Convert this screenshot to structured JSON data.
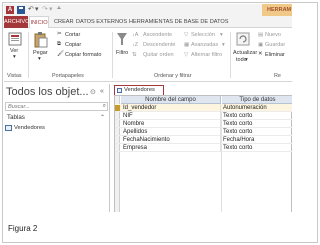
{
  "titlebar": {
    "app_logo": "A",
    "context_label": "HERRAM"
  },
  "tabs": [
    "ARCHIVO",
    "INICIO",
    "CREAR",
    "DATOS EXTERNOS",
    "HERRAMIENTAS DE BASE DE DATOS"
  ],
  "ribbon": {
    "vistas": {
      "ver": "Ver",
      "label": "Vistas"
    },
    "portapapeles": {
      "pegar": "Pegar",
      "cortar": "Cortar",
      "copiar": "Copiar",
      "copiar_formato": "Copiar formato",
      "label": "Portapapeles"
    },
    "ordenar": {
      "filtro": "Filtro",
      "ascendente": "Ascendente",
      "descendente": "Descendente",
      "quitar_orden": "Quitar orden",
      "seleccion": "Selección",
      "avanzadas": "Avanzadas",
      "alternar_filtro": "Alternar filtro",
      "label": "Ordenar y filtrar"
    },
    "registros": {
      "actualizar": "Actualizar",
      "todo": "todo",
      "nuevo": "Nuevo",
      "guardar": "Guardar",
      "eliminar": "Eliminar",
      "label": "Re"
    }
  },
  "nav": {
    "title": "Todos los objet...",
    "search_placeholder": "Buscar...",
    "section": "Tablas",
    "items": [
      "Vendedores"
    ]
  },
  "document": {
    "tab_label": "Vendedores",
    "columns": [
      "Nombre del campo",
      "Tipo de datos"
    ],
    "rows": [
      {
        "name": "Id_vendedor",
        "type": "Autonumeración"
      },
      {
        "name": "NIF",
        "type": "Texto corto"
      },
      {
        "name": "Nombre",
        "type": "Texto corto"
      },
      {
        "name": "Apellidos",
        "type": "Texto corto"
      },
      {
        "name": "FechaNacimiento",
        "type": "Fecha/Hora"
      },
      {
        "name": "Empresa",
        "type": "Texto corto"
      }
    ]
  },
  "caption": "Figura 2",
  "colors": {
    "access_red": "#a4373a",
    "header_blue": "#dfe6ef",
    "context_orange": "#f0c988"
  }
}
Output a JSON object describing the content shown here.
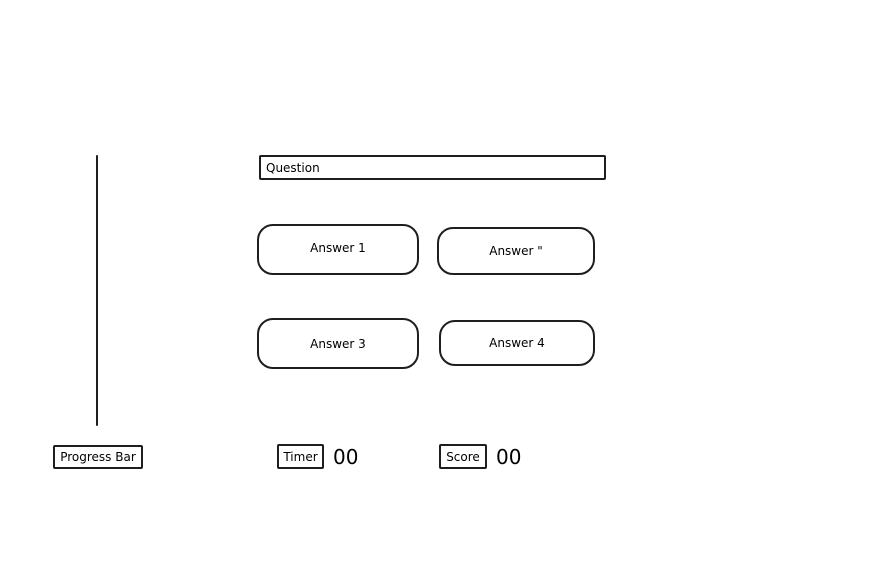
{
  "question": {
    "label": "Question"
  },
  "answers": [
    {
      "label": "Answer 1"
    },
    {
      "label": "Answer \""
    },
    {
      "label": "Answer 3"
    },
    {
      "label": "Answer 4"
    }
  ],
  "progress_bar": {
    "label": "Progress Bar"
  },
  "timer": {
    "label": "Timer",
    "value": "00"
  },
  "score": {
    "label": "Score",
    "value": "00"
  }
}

• _The problem_:
Return every line above that contains the word "Copiar".

• _Output for this task_:
      "copiar": "Copiar",
      "copiar_formato": "Copiar formato",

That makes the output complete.